REQUIREMENT: Copy out all lines carrying the word "신청내역".

* Begin RECORDS PROVIDED *

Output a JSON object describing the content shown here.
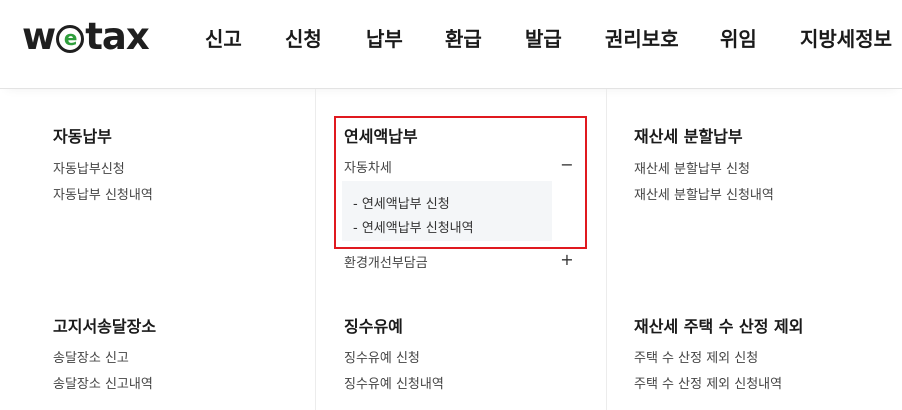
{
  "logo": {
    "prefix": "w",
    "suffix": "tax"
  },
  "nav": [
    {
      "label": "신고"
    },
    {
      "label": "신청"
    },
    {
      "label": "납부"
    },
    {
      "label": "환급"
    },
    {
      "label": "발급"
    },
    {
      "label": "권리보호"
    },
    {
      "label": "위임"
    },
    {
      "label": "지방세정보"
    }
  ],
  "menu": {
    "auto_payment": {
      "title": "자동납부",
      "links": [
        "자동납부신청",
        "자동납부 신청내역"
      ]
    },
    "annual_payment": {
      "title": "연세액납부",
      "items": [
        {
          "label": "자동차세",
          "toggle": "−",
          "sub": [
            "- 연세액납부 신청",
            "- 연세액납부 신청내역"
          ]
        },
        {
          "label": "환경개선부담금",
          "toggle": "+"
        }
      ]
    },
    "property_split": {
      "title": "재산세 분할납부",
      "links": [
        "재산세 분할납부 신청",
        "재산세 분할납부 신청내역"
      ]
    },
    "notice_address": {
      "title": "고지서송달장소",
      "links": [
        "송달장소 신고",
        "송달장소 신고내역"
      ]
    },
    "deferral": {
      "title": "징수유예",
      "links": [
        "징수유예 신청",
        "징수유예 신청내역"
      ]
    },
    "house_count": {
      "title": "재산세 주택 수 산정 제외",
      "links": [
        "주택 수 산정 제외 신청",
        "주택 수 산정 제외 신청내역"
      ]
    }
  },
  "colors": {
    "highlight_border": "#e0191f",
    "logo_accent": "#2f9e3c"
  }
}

* End RECORDS PROVIDED *

THE REPLY:
        "자동납부 신청내역"
            "- 연세액납부 신청내역"
        "재산세 분할납부 신청내역"
        "징수유예 신청내역"
        "주택 수 산정 제외 신청내역"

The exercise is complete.